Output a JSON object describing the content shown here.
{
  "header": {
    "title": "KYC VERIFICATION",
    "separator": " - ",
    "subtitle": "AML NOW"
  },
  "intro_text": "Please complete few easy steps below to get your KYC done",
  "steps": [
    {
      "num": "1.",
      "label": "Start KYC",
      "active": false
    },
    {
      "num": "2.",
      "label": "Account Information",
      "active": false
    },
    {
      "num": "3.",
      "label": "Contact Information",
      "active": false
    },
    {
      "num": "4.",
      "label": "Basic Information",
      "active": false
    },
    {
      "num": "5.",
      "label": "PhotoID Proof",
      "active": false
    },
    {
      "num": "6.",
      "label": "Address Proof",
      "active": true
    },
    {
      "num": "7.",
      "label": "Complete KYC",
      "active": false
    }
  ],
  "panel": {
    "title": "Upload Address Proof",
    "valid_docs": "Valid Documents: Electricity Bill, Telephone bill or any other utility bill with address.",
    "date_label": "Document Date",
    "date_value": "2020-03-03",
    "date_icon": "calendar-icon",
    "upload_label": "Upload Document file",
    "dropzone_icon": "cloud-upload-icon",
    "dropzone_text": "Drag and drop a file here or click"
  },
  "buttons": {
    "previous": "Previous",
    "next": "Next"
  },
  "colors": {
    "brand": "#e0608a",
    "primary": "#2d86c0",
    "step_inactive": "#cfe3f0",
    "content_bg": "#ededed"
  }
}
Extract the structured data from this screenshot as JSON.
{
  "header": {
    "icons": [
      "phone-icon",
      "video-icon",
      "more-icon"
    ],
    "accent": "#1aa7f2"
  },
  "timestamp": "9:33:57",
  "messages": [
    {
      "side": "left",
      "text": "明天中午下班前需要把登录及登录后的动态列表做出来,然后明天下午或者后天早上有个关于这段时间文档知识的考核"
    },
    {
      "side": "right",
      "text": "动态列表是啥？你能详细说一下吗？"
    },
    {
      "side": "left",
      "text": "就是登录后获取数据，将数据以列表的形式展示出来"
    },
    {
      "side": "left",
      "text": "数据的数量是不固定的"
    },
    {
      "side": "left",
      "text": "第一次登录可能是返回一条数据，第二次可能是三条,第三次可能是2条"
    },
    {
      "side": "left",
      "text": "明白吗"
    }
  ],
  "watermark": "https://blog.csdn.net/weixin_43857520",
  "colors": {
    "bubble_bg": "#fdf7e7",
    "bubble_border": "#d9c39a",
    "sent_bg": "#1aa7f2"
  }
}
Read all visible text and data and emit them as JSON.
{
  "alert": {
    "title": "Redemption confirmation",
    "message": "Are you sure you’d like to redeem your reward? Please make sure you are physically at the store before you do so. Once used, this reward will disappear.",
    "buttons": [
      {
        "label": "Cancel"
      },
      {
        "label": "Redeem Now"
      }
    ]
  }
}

+ + + + + + +

EXERCISE AIM: Write out, word for word, the line containing "Read all visible" and every line after it to the end of the data above.

TASK ANSWER:
Read all visible text and data and emit them as JSON.
{
  "alert": {
    "title": "Redemption confirmation",
    "message": "Are you sure you’d like to redeem your reward? Please make sure you are physically at the store before you do so. Once used, this reward will disappear.",
    "buttons": [
      {
        "label": "Cancel"
      },
      {
        "label": "Redeem Now"
      }
    ]
  }
}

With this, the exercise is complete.